» **Written exercise**:
Find every line with "dụng" in it, then report how many there are and nothing more.

Dataset items

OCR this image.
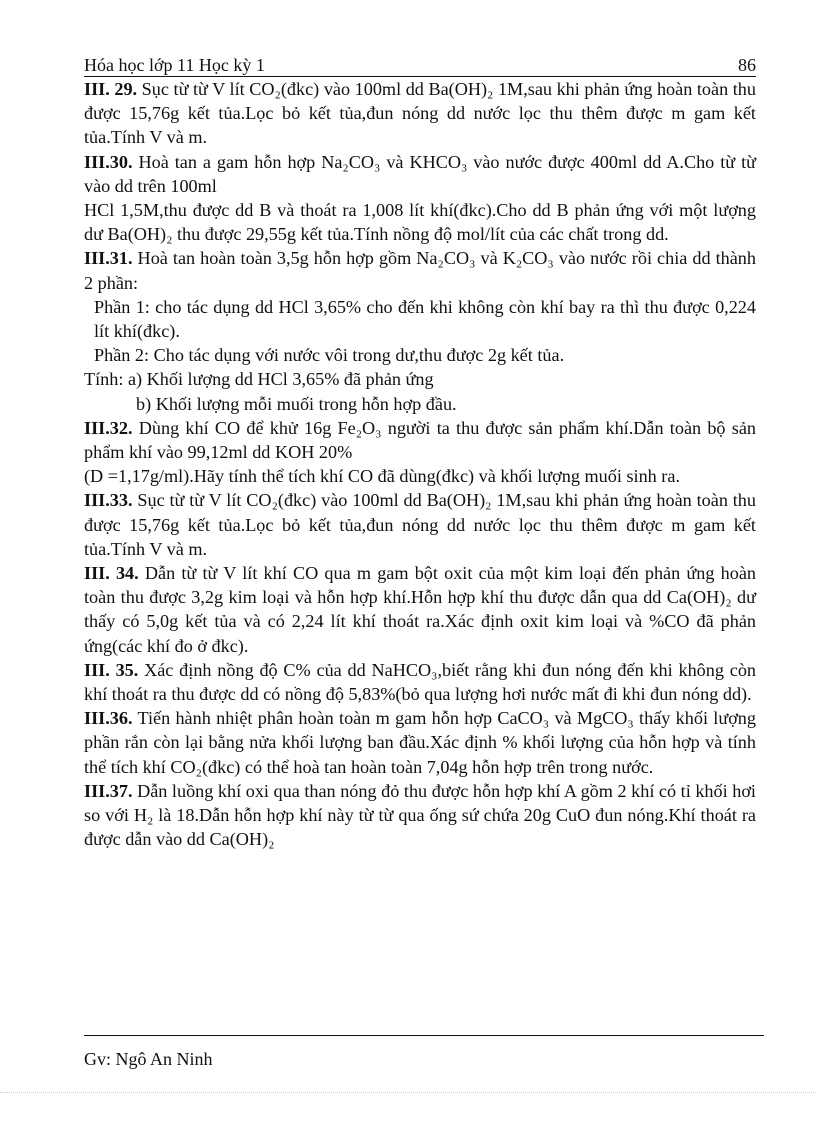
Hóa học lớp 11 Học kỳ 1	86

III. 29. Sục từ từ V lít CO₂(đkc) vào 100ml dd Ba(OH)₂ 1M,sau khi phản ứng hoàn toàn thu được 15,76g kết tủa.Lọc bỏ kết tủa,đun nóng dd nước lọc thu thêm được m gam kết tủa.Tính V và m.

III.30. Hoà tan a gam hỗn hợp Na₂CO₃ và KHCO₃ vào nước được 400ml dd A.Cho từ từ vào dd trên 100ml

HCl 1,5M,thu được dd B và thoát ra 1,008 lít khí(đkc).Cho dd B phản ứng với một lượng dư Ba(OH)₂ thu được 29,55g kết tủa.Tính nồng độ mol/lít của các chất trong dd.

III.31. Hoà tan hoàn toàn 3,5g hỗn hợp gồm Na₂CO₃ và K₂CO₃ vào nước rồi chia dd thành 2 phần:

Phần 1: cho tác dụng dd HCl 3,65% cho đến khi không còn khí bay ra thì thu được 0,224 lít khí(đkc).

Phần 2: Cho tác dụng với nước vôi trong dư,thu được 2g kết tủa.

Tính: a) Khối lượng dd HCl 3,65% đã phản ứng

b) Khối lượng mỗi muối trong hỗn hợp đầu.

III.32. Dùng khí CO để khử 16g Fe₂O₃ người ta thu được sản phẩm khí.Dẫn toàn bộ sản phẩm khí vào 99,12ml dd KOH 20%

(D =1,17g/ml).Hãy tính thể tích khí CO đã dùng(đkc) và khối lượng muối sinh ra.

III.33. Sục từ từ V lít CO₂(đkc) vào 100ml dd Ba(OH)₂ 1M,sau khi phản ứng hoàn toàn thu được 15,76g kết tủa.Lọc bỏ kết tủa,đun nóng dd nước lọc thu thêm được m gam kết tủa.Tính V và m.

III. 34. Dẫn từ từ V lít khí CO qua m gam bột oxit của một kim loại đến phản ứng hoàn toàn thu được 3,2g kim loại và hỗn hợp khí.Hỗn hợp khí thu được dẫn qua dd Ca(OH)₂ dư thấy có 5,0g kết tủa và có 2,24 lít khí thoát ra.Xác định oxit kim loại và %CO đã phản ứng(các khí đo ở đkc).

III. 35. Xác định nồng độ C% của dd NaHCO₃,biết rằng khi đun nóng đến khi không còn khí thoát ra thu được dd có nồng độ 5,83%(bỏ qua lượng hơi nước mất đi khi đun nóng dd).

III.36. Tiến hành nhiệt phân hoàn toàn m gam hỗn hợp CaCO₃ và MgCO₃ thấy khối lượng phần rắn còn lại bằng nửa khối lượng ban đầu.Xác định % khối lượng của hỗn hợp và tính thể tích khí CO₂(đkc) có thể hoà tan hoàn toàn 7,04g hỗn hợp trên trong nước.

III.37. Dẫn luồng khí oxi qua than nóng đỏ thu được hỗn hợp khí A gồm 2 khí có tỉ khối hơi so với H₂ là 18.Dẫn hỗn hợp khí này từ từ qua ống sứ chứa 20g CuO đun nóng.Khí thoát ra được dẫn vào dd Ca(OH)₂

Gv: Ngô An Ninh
...
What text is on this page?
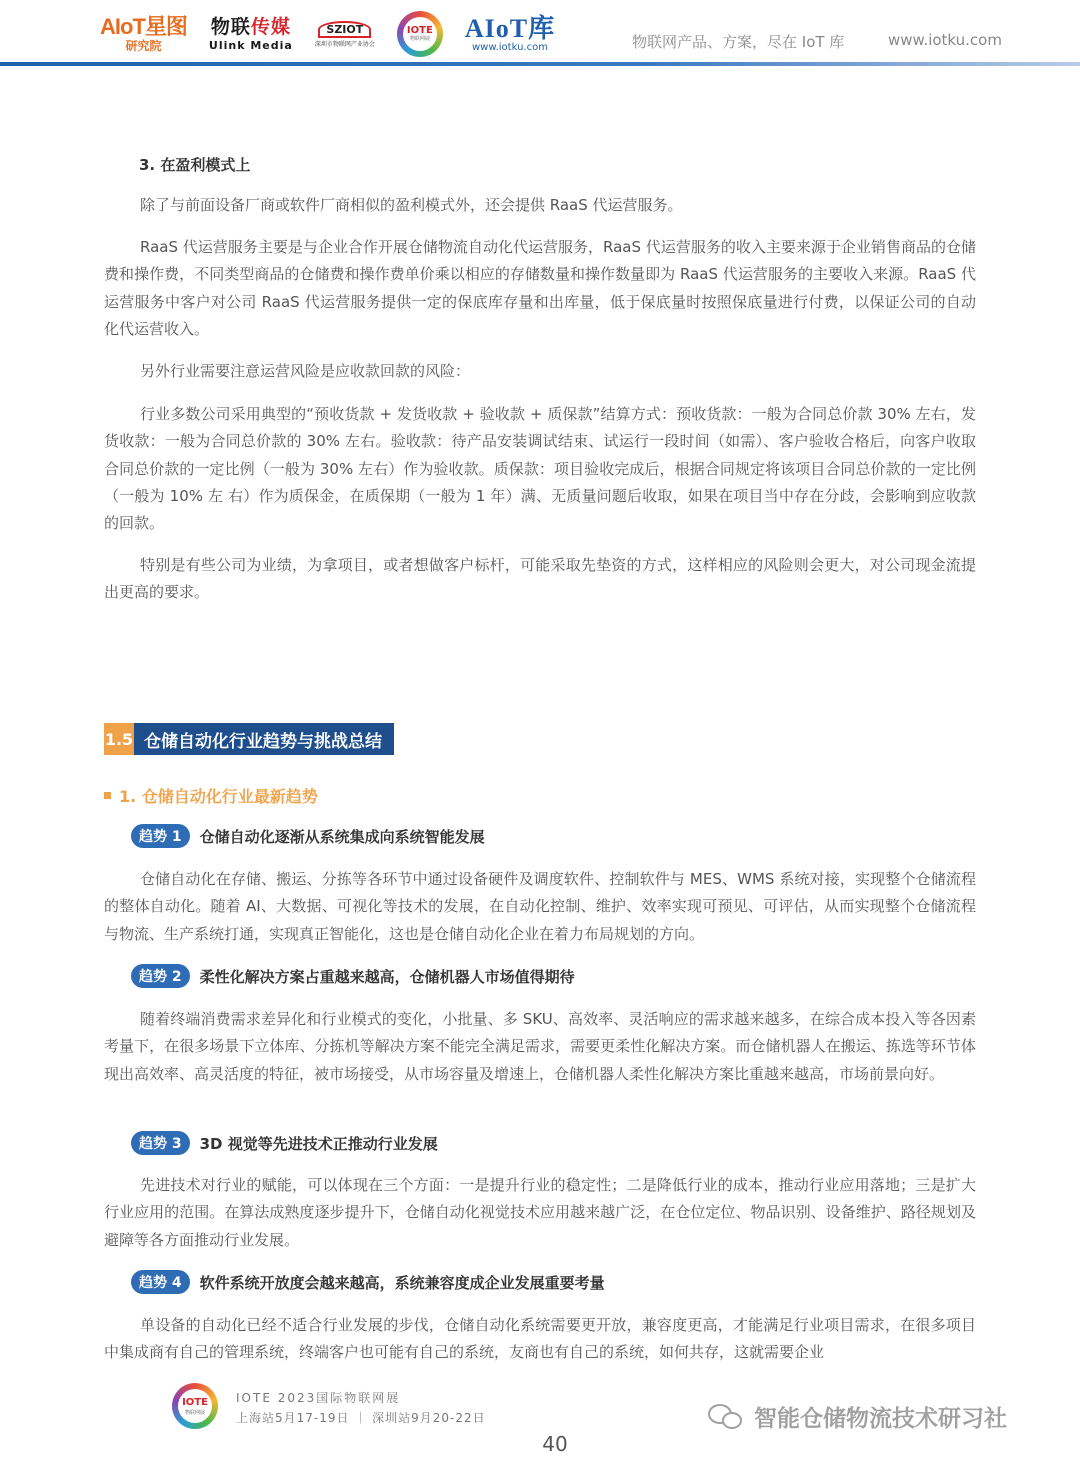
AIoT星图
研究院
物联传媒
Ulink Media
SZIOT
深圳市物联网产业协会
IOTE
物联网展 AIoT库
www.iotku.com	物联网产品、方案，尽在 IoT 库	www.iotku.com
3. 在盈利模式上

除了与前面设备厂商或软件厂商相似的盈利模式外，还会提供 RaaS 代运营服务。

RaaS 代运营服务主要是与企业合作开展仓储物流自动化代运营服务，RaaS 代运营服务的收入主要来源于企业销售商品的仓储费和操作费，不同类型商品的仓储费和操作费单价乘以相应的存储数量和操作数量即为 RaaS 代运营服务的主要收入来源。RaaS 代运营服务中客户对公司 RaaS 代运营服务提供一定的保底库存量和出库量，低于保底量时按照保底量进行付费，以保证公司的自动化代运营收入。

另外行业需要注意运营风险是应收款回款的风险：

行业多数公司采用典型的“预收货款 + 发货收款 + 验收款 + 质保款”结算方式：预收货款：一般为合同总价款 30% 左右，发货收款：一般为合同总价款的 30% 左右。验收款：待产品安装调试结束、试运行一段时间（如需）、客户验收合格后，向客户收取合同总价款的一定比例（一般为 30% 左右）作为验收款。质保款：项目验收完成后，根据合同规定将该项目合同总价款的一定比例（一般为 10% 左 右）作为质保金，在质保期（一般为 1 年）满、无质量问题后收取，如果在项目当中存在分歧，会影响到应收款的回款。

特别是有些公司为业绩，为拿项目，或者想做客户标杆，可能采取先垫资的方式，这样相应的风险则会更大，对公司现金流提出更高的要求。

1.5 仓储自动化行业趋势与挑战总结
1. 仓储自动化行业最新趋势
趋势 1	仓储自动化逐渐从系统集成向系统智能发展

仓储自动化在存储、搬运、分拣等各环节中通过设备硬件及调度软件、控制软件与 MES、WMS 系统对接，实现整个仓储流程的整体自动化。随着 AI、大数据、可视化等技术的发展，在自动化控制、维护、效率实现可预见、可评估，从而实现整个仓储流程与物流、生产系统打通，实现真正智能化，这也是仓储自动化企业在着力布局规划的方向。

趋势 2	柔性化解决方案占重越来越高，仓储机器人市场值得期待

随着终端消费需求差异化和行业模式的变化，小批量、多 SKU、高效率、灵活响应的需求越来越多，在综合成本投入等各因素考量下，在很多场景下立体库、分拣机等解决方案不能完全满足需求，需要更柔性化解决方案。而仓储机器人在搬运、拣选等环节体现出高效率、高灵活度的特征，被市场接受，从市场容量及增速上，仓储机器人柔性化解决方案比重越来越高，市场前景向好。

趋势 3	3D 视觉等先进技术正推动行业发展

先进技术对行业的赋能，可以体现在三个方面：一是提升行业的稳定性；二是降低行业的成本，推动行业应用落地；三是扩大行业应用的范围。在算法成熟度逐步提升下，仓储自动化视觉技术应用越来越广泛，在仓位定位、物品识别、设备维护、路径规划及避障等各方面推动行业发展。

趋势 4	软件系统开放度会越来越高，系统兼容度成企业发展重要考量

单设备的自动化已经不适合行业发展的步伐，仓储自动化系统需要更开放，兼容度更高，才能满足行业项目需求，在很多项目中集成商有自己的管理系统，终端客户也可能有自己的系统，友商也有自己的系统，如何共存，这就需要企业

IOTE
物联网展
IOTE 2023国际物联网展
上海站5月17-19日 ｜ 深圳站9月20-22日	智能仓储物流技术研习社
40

» **Solution for this exercise**:
2